== THE TASK ==
Convert everything from the line containing "radio-icon: [210, 223, 226, 240]" down to the line containing "menu-item-centre[interactable]: centre: [194, 252, 598, 292]", both included, into a JSON list of strings, one string per line, skipping blank lines.

== INPUT MATERIAL ==
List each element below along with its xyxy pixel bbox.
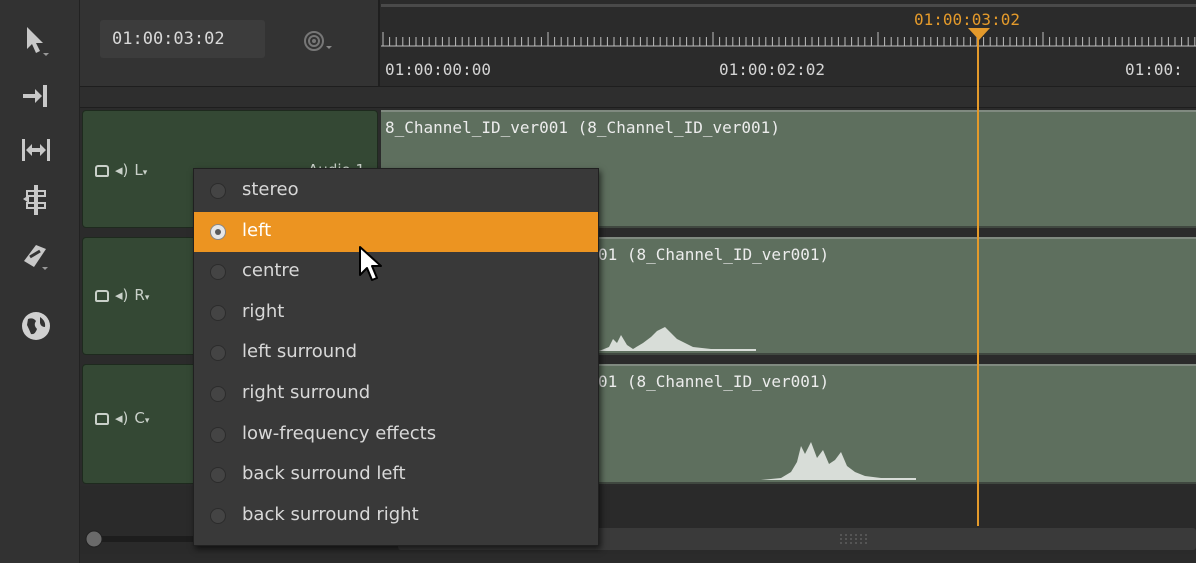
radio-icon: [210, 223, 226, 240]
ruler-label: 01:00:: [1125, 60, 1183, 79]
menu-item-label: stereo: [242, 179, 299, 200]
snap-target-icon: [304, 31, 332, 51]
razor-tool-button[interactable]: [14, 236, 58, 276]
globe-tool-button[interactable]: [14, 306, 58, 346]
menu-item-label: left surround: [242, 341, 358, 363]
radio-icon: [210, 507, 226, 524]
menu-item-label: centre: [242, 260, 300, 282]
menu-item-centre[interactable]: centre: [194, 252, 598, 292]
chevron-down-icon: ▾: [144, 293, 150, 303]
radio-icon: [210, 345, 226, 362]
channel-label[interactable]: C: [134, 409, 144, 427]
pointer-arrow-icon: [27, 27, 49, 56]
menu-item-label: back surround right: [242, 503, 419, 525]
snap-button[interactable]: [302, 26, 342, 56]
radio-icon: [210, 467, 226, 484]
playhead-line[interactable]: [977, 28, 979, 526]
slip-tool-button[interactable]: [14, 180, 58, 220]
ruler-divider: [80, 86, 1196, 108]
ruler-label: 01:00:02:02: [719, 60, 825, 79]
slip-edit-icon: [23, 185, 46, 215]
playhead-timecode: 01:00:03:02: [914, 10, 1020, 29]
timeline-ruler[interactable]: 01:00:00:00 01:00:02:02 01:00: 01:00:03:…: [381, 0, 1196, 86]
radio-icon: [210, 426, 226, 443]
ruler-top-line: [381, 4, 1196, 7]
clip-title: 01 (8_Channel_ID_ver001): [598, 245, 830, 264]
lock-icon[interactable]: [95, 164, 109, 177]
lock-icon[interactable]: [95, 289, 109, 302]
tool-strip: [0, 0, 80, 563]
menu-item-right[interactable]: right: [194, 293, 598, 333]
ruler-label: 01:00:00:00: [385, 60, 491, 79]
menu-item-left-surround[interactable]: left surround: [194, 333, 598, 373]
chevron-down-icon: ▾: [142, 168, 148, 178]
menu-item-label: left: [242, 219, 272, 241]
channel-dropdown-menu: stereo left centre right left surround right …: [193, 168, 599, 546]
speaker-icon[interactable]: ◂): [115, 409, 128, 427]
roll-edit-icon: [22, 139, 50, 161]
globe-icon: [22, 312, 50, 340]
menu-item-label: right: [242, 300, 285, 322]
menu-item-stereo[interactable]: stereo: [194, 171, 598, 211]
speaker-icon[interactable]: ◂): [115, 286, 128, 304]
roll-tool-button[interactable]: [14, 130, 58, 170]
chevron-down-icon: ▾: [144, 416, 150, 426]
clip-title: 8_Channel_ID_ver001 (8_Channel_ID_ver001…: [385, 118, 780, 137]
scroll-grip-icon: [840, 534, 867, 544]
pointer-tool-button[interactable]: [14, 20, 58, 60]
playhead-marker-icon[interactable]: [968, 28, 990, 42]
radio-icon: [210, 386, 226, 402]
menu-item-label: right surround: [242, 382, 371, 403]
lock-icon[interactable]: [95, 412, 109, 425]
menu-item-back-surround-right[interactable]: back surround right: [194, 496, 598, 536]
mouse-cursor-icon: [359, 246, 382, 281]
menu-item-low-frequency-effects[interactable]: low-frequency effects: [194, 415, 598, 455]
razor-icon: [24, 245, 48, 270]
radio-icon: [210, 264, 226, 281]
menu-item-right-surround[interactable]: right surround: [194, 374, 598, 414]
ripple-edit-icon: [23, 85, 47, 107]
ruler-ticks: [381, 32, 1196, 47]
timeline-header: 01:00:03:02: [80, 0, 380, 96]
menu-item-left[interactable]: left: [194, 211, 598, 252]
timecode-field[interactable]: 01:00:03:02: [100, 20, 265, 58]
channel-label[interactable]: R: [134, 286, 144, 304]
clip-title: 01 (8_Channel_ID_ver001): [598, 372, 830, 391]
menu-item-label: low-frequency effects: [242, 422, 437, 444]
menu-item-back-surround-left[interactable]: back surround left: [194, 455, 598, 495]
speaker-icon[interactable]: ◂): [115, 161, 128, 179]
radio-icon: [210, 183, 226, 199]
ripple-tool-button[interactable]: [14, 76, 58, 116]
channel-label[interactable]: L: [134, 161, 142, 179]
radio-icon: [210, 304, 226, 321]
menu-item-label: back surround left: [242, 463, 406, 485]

---

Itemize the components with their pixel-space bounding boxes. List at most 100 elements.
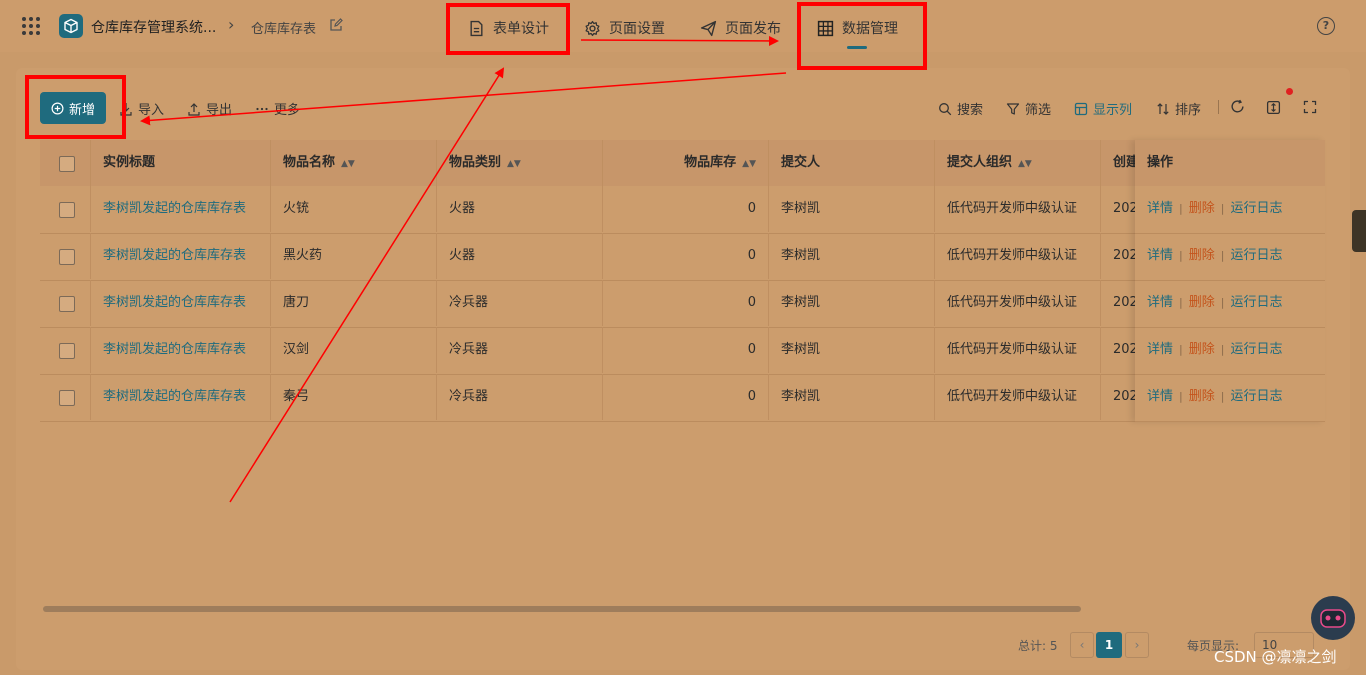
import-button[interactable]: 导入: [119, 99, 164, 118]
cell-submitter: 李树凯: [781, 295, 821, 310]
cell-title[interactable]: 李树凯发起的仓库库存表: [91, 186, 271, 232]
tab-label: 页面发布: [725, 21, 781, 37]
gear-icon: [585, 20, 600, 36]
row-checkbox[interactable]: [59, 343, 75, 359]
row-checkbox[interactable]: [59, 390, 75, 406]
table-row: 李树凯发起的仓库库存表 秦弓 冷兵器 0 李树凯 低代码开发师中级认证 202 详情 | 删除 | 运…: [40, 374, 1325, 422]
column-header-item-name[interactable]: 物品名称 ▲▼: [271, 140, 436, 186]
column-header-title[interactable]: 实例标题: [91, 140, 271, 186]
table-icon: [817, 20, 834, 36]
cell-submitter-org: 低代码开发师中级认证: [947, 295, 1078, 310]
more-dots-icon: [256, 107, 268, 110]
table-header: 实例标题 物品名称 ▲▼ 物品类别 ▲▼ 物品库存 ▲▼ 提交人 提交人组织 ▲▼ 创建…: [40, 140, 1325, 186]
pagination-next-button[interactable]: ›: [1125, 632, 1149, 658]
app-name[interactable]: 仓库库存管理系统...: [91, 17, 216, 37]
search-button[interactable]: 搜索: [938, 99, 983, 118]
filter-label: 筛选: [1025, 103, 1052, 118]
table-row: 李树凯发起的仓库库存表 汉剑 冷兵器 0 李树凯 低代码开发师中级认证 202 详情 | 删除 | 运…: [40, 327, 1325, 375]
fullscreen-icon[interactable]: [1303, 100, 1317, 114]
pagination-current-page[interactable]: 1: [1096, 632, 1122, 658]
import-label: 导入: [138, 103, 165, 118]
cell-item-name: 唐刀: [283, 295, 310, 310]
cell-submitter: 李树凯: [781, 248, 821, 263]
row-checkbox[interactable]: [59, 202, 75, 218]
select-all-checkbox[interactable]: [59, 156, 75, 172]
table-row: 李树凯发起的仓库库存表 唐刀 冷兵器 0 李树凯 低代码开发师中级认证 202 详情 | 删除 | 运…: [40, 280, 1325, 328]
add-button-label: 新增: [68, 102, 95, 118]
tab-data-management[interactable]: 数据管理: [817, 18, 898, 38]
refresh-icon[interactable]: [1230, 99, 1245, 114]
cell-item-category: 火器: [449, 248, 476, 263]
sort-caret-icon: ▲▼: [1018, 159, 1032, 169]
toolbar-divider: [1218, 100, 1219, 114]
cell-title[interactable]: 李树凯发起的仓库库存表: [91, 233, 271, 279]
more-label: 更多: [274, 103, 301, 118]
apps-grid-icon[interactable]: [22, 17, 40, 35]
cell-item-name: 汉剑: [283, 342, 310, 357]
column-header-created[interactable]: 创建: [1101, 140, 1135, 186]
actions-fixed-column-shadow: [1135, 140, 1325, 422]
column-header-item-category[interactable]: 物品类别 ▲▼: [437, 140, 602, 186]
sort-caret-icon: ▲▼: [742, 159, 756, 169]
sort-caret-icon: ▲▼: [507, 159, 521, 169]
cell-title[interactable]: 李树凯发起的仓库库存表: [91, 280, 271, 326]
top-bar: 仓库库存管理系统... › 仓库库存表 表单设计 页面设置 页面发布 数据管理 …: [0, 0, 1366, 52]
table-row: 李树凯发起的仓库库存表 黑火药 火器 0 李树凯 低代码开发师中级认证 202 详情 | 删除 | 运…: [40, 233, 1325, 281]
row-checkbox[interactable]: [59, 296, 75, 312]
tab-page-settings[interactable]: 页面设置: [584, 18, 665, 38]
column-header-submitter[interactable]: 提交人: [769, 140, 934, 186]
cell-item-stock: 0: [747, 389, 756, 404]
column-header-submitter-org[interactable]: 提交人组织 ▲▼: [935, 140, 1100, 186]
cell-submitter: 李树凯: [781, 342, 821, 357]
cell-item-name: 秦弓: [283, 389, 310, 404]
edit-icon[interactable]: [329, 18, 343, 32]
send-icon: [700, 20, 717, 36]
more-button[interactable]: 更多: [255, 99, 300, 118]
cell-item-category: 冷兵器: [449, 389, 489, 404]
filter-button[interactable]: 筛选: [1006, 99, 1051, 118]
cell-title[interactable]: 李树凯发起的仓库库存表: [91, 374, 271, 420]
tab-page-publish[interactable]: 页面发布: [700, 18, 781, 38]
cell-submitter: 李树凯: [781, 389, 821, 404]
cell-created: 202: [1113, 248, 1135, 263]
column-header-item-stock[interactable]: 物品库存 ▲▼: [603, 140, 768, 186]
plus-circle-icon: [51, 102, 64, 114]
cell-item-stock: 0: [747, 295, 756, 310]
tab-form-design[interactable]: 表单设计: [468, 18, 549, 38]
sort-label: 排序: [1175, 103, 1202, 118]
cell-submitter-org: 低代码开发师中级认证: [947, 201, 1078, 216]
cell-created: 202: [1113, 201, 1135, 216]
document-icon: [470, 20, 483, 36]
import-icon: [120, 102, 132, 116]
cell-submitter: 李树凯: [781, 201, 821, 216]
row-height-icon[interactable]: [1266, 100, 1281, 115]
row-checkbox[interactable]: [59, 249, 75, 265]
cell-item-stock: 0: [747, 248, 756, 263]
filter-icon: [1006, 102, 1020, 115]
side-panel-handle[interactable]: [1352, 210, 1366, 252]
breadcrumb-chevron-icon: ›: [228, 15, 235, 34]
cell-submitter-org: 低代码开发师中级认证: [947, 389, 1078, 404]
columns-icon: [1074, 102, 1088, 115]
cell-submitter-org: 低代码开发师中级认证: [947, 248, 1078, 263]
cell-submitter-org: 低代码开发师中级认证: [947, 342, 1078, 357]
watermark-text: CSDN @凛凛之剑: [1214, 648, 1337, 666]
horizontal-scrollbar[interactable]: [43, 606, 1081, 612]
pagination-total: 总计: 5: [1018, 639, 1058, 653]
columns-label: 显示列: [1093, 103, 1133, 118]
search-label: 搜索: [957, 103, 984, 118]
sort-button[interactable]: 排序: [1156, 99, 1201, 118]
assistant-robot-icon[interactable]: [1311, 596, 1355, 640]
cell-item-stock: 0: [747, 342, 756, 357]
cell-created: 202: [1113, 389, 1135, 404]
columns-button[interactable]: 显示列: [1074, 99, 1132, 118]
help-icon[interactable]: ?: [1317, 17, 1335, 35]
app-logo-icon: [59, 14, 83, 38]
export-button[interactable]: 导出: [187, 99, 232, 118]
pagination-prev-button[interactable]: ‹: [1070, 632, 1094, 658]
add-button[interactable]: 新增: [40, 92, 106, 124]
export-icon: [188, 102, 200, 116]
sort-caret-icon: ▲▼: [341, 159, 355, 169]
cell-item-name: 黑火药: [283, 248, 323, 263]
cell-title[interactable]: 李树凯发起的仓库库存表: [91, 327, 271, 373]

== FULL SOLUTION ==
[
  "radio-icon: [210, 223, 226, 240]",
  "ruler-label: 01:00:: [1125, 60, 1183, 79]",
  "menu-item-label: stereo: [242, 179, 299, 200]",
  "snap-target-icon: [304, 31, 332, 51]",
  "razor-tool-button[interactable]: [14, 236, 58, 276]",
  "globe-tool-button[interactable]: [14, 306, 58, 346]",
  "menu-item-label: left surround: [242, 341, 358, 363]",
  "radio-icon: [210, 507, 226, 524]",
  "menu-item-label: centre: [242, 260, 300, 282]",
  "menu-item-centre[interactable]: centre: [194, 252, 598, 292]"
]